— start of Text block —
If you’re on an exploratory journey, and you enjoy the intellectual challenge and sometimes “sleuth work” of playing with various hardware and software configurations, it’s likely that you’re not operating against a timeline set by your boss, or some kind of business or research imperative. In this setting, it may be perfectly fine follow a meandering path as you piece together a system including GPU’s, drivers, libraries, and deep learning frameworks that interest you, sifting through potentially hundreds of pages of documentation, as you take on the role of “system integrator”.
However, if your efforts are steered by an overriding need to derive insights from data, as fast as possible, you likely need a simpler, accelerated path to get there. In such cases, you’ll want to take advantage of “solution-ized” platforms or appliances like the NVIDIA DGX-1 or DGX Station that integrate all the componentry you need, and are validated via published benchmark testing, delivering quantifiable performance on the frameworks you care about. Such appliances should be evaluated on the basis of how “plug-and-play” they are, and whether the turn-up experience is intuitive, guiding you through a simple administrative interface that’s easy to navigate, as you manage datasets, allocate resources, and schedule jobs. This mode of deployment prevents you from having to wear an “IT admin” hat, and lets you jump into training neural nets as fast as possible, getting up and running in as little as one day.
Another aspect of getting faster insights is the performance of the hardware and software working together in concert. The benefit of GPU-optimized deep learning software stacks, is the ability to reach much higher speed-up factors on deep learning training than possible with GPU hardware alone. NVIDIA DGX Systems see a 30% increase in deep learning performance compared with other systems built using the same Tesla V100 GPU’s, but lacking integrated, optimized deep learning software. The important takeaway here is that, even if you build an A.I. system on your own, using the absolute latest GPU technology, that system would still be at a performance disadvantage relative to an integrated hardware and software system that’s fully-optimized and software-engineered for maximum performance of each deep learning framework.
— end of Text block —
Render this sentence from the deep learning hardware text above in Spanish: "Another aspect of getting faster insights is the performance of the hardware and software working together in concert."
— start of Source excerpt —
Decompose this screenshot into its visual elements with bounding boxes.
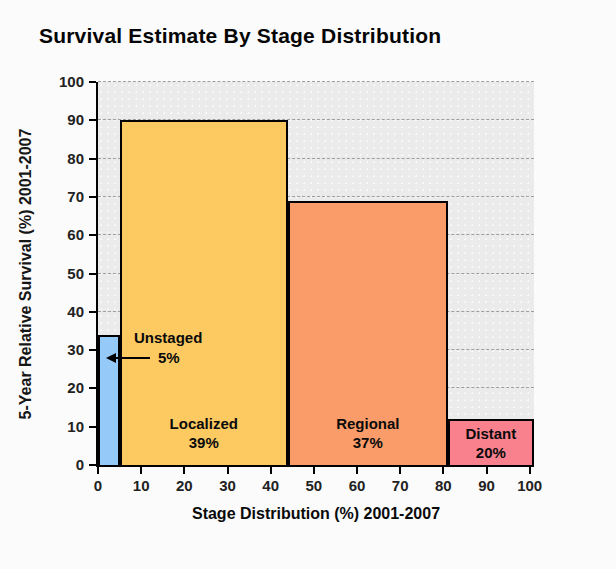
— end of Source excerpt —
Result of the exercise
Otro aspecto de la obtención más rápida de conocimientos es el rendimiento del hardware y el software funcionando conjuntamente en armonía.